=== STUDY TEXT ===

The bill excludes from its definition of “public figure” anyone raising a defense against an accusation; who granted an interview about a topic; works for the government, other than elected officials or appointed by an elected official, or who publishes material that spreads widely the internet.
“A statement by an anonymous source is presumed to be false in a defamation cause of action,” the bill says. That would eliminate a major source of news about the government’s inner workings by eliminating whistleblowers with information about corruption of malfeasance within a government as news sources.
The bill suggests the Supreme Court reconsider Sullivan—as DeSantis has suggested.
“The United States Supreme Court should therefore reassess its post-1964 understanding of defamation law and, consistent with our nation’s system of federalism, return to the states the authority to protect their residents from defamatory falsehoods and the ability to make their own policy judgments regarding the prevention of defamation,” the preamble reads.
“It’s bad. It’s very bad,” said Block, of the First Amendment Foundation.

===

- USING THE INFORMATION -
a – Update the excerpt on the defamation bill from "The bill suggests" up to and including "First Amendment Foundation.", replacing "preamble" with "introduction", and write out the resulting passage.
b – Summarize the excerpt on the defamation bill in two sentences.

=== SOURCE MATERIAL ===

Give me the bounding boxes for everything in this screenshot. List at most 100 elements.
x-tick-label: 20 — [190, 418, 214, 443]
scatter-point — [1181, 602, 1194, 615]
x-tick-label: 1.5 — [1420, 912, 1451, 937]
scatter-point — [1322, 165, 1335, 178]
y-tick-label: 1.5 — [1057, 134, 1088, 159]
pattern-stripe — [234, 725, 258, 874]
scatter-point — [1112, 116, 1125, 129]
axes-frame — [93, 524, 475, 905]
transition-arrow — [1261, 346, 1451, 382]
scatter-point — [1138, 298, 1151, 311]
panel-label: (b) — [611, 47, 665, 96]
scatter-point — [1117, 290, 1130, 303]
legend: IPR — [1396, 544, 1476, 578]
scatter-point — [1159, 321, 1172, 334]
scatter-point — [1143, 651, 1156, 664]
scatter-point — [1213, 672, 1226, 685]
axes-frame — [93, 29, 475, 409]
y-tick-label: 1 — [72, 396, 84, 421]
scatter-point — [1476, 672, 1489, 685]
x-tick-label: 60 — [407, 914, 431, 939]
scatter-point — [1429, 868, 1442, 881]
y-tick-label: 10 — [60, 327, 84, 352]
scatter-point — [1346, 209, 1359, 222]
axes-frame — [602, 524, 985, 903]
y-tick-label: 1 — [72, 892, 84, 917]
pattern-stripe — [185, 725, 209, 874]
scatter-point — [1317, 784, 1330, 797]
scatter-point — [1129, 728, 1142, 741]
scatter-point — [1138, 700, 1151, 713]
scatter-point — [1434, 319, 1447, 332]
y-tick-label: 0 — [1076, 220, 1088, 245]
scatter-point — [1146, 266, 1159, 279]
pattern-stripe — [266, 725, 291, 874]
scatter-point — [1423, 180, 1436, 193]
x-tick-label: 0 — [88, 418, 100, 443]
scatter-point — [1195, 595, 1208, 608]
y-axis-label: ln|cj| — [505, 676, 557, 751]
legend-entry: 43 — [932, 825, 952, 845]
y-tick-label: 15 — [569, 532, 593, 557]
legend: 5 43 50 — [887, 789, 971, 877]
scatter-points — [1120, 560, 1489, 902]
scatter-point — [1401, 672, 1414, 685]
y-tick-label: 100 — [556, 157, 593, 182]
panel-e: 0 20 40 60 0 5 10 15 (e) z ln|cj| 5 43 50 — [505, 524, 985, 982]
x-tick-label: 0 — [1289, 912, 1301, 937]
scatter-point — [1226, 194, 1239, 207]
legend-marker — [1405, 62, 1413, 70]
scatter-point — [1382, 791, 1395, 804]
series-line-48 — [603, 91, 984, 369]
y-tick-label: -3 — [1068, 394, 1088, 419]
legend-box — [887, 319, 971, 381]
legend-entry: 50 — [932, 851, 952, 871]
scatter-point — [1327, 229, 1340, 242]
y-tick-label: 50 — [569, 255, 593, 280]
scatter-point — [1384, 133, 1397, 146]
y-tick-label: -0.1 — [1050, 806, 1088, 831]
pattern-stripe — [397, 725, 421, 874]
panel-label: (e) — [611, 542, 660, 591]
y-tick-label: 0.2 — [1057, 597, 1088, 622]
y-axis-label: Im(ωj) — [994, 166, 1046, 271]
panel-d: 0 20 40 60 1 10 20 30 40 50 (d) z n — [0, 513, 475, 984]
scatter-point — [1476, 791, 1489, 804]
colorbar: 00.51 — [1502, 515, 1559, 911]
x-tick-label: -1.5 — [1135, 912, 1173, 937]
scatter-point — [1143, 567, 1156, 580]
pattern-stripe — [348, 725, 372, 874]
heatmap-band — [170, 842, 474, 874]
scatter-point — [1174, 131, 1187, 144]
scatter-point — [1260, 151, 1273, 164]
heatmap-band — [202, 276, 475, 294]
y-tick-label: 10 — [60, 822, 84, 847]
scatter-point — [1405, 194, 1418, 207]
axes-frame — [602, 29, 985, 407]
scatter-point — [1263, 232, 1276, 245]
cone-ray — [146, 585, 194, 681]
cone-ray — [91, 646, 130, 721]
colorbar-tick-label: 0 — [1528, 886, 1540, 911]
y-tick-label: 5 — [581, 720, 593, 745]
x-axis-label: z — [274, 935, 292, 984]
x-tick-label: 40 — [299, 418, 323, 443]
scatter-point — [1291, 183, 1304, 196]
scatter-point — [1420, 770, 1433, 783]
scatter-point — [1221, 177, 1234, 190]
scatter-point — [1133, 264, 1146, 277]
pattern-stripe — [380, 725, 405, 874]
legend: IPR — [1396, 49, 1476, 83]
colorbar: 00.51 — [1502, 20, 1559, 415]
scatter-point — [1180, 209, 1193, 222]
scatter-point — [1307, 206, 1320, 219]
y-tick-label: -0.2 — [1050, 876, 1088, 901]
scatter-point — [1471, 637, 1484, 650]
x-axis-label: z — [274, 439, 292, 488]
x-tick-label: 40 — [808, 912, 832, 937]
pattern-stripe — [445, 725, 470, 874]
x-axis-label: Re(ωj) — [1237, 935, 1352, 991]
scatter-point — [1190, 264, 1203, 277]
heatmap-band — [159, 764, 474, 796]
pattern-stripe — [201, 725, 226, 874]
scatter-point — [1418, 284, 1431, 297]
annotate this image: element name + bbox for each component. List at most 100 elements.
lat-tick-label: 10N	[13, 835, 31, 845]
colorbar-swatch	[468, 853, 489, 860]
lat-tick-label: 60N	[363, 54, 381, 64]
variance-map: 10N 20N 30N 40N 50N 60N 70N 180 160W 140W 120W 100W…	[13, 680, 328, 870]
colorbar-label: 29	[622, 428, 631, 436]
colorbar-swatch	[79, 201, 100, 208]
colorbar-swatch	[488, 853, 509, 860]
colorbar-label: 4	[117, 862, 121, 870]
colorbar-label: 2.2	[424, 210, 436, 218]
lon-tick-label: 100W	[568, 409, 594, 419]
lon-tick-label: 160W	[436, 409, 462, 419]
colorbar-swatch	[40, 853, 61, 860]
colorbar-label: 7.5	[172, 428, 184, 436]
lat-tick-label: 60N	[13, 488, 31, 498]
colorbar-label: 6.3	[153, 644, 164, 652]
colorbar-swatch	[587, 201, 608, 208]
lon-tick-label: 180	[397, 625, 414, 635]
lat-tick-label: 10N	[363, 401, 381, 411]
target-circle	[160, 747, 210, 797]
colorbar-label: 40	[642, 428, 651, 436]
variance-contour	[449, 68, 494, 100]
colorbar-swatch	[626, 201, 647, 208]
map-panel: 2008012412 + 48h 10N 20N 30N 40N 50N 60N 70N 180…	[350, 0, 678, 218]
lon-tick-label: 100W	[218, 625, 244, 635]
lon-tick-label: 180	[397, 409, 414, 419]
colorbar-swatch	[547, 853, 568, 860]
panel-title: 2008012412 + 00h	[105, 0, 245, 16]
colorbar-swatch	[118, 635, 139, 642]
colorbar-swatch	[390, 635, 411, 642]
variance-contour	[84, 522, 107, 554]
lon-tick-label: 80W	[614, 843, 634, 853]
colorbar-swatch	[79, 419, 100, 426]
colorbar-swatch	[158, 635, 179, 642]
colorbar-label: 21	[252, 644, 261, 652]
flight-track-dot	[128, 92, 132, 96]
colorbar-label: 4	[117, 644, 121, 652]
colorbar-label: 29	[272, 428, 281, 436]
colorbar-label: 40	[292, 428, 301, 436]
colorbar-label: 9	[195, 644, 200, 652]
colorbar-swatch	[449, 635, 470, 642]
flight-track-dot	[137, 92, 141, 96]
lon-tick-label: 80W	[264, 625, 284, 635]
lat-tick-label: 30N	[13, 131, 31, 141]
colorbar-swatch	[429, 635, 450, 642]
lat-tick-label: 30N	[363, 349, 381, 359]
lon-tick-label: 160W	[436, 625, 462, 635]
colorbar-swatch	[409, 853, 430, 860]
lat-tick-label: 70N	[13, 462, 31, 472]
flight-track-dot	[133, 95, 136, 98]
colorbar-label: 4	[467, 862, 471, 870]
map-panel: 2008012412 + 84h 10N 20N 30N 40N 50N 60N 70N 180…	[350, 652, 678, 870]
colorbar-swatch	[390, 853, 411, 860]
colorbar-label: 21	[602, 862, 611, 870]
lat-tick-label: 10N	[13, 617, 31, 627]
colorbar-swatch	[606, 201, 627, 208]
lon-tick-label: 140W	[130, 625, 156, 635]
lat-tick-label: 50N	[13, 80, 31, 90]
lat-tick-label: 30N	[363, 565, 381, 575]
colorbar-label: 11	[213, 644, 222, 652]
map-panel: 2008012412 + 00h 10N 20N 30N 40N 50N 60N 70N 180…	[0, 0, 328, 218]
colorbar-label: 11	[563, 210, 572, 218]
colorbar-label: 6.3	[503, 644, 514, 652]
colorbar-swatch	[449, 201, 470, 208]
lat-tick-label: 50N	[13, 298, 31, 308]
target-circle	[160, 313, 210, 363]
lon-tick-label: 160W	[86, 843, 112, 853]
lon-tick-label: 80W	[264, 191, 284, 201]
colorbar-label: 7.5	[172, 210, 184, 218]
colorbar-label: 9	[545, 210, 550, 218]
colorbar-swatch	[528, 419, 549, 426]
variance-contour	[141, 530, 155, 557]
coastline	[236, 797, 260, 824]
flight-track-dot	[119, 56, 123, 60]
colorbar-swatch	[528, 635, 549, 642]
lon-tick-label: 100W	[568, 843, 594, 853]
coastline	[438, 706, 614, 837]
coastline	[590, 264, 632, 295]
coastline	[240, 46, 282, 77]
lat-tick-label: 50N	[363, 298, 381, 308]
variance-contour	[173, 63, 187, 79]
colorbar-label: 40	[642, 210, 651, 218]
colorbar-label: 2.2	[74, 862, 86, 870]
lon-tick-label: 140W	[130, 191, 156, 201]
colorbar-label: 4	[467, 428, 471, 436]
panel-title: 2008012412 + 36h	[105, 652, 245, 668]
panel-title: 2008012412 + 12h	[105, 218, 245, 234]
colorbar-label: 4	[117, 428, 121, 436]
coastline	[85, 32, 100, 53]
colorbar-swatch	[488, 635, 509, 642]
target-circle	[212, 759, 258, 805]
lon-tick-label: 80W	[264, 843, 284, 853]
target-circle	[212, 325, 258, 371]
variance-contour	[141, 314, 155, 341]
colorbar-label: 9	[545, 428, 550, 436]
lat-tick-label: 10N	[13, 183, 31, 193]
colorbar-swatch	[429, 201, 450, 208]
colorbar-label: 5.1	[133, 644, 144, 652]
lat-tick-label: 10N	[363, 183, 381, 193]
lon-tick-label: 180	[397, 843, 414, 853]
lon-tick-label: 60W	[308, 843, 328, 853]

===

- SOLUTIONS TO THE TASKS -
a –
The bill suggests the Supreme Court reconsider Sullivan—as DeSantis has suggested.
“The United States Supreme Court should therefore reassess its post-1964 understanding of defamation law and, consistent with our nation’s system of federalism, return to the states the authority to protect their residents from defamatory falsehoods and the ability to make their own policy judgments regarding the prevention of defamation,” the introduction reads.
“It’s bad. It’s very bad,” said Block, of the First Amendment Foundation.

b – The bill excludes several groups from its definition of "public figure" and presumes statements by anonymous sources to be false in defamation cases, which would eliminate whistleblowers as news sources. It urges the U.S. Supreme Court to reconsider Sullivan and return defamation authority to the states, and Block of the First Amendment Foundation called it very bad.